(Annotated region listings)

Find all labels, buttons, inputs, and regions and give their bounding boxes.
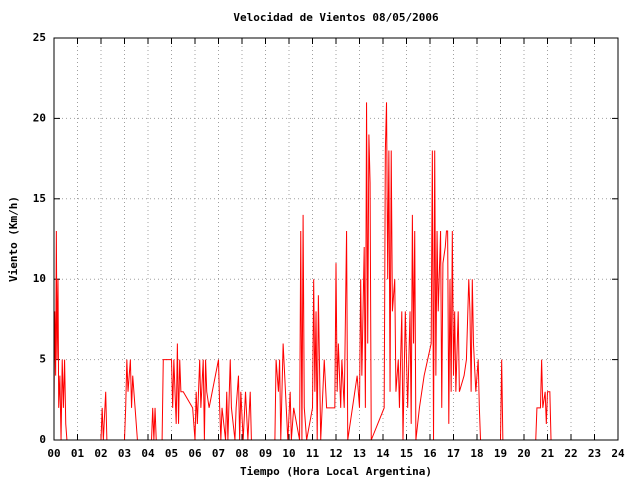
y-tick-label: 0 <box>39 433 46 446</box>
x-tick-label: 09 <box>259 447 272 460</box>
x-tick-label: 05 <box>165 447 178 460</box>
x-tick-label: 03 <box>118 447 131 460</box>
x-tick-label: 06 <box>188 447 202 460</box>
y-tick-label: 10 <box>33 272 46 285</box>
data-line <box>53 102 552 441</box>
x-tick-label: 11 <box>306 447 320 460</box>
x-tick-label: 14 <box>376 447 390 460</box>
x-tick-label: 19 <box>494 447 507 460</box>
x-tick-label: 02 <box>94 447 107 460</box>
x-tick-label: 16 <box>423 447 437 460</box>
x-tick-label: 13 <box>353 447 366 460</box>
x-tick-label: 00 <box>47 447 60 460</box>
x-axis-label: Tiempo (Hora Local Argentina) <box>240 465 432 478</box>
x-tick-label: 08 <box>235 447 248 460</box>
x-tick-label: 15 <box>400 447 413 460</box>
x-tick-label: 04 <box>141 447 155 460</box>
x-tick-label: 10 <box>282 447 295 460</box>
x-tick-label: 21 <box>541 447 555 460</box>
x-tick-label: 22 <box>564 447 577 460</box>
y-axis-label: Viento (Km/h) <box>7 196 20 282</box>
x-tick-label: 12 <box>329 447 342 460</box>
y-tick-label: 25 <box>33 31 46 44</box>
y-tick-label: 15 <box>33 192 46 205</box>
x-tick-label: 18 <box>470 447 483 460</box>
x-tick-label: 24 <box>611 447 625 460</box>
x-tick-label: 07 <box>212 447 225 460</box>
y-tick-label: 20 <box>33 111 46 124</box>
chart-title: Velocidad de Vientos 08/05/2006 <box>233 11 439 24</box>
plot-border <box>53 37 619 441</box>
x-tick-label: 01 <box>71 447 85 460</box>
y-tick-label: 5 <box>39 353 46 366</box>
x-tick-label: 23 <box>588 447 601 460</box>
x-tick-label: 20 <box>517 447 530 460</box>
x-tick-label: 17 <box>447 447 460 460</box>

PROBLEM TO SOLVE: Put the lines of the records above into a JSON list of strings, one string per line with blank lines left out, covering only the part that opens with the line containing "y-tick-label: 0 <box>39 433 46 446</box>" and closes with the line containing "x-tick-label: 23 <box>588 447 601 460</box>", both included.

FINAL RESULT:
[
  "y-tick-label: 0 <box>39 433 46 446</box>",
  "x-tick-label: 09 <box>259 447 272 460</box>",
  "x-tick-label: 05 <box>165 447 178 460</box>",
  "x-tick-label: 03 <box>118 447 131 460</box>",
  "x-tick-label: 06 <box>188 447 202 460</box>",
  "y-tick-label: 10 <box>33 272 46 285</box>",
  "data-line <box>53 102 552 441</box>",
  "x-tick-label: 11 <box>306 447 320 460</box>",
  "x-tick-label: 14 <box>376 447 390 460</box>",
  "x-tick-label: 19 <box>494 447 507 460</box>",
  "x-tick-label: 02 <box>94 447 107 460</box>",
  "x-tick-label: 16 <box>423 447 437 460</box>",
  "x-tick-label: 13 <box>353 447 366 460</box>",
  "x-tick-label: 00 <box>47 447 60 460</box>",
  "x-axis-label: Tiempo (Hora Local Argentina) <box>240 465 432 478</box>",
  "x-tick-label: 08 <box>235 447 248 460</box>",
  "x-tick-label: 15 <box>400 447 413 460</box>",
  "x-tick-label: 04 <box>141 447 155 460</box>",
  "x-tick-label: 10 <box>282 447 295 460</box>",
  "x-tick-label: 21 <box>541 447 555 460</box>",
  "x-tick-label: 22 <box>564 447 577 460</box>",
  "y-axis-label: Viento (Km/h) <box>7 196 20 282</box>",
  "x-tick-label: 12 <box>329 447 342 460</box>",
  "y-tick-label: 25 <box>33 31 46 44</box>",
  "y-tick-label: 15 <box>33 192 46 205</box>",
  "x-tick-label: 18 <box>470 447 483 460</box>",
  "x-tick-label: 24 <box>611 447 625 460</box>",
  "x-tick-label: 07 <box>212 447 225 460</box>",
  "y-tick-label: 20 <box>33 111 46 124</box>",
  "chart-title: Velocidad de Vientos 08/05/2006 <box>233 11 439 24</box>",
  "plot-border <box>53 37 619 441</box>",
  "x-tick-label: 01 <box>71 447 85 460</box>",
  "y-tick-label: 5 <box>39 353 46 366</box>",
  "x-tick-label: 23 <box>588 447 601 460</box>"
]